> Material for this exercise
======

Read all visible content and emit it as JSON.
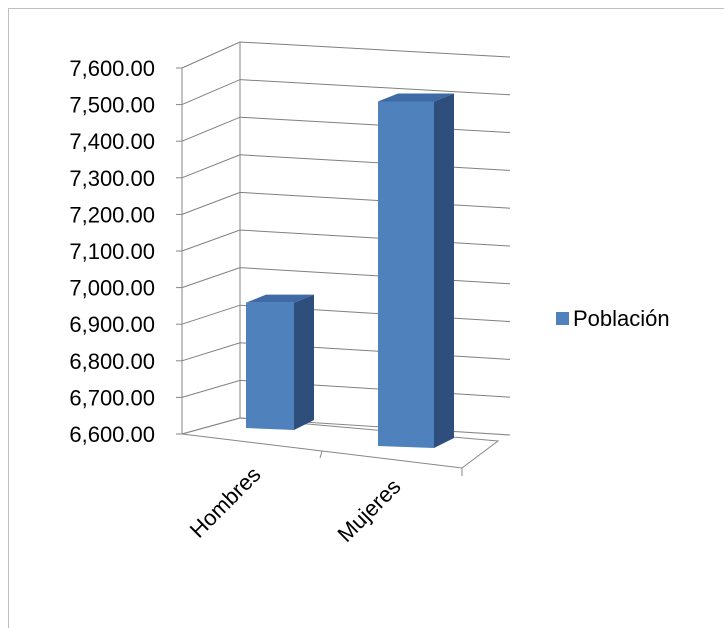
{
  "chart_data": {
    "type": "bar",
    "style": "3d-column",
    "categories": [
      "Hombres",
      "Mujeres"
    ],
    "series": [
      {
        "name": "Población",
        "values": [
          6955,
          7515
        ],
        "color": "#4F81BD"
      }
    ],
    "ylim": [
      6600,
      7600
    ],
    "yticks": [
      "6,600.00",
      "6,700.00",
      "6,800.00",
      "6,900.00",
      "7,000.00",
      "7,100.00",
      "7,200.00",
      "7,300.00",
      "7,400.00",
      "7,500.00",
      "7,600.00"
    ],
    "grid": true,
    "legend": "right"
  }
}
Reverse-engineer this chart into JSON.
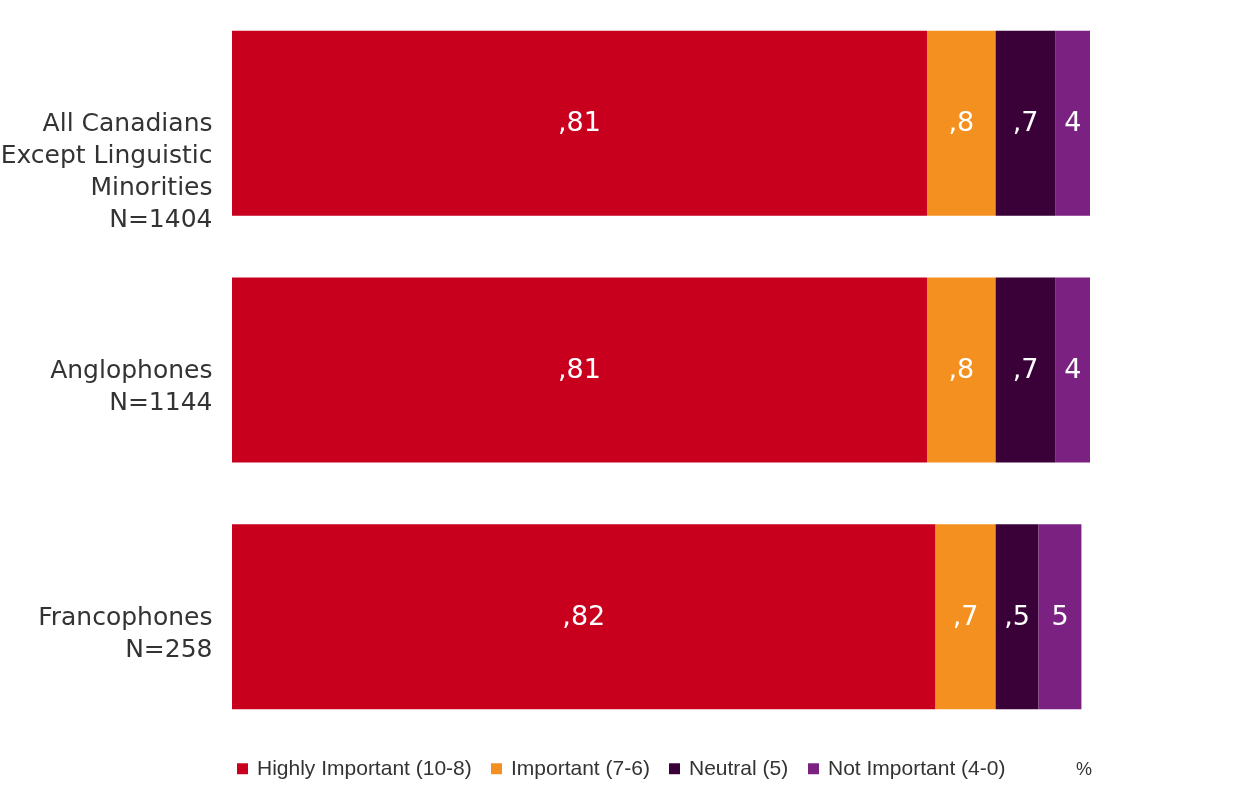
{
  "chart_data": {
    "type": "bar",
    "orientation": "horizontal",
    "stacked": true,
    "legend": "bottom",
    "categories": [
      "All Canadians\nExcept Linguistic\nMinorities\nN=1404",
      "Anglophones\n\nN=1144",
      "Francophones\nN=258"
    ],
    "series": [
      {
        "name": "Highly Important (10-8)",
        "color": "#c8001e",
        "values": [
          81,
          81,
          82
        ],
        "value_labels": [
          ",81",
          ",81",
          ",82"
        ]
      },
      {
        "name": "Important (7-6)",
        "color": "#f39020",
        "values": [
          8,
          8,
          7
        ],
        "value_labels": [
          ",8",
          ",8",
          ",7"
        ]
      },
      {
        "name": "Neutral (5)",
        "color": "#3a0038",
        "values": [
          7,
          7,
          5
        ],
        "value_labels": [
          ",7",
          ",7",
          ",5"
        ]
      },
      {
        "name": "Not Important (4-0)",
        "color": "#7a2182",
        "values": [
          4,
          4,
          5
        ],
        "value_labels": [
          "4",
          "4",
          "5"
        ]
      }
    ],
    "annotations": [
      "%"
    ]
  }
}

======

In the records above, how many lines contain the string "JSON"? State that number only.

2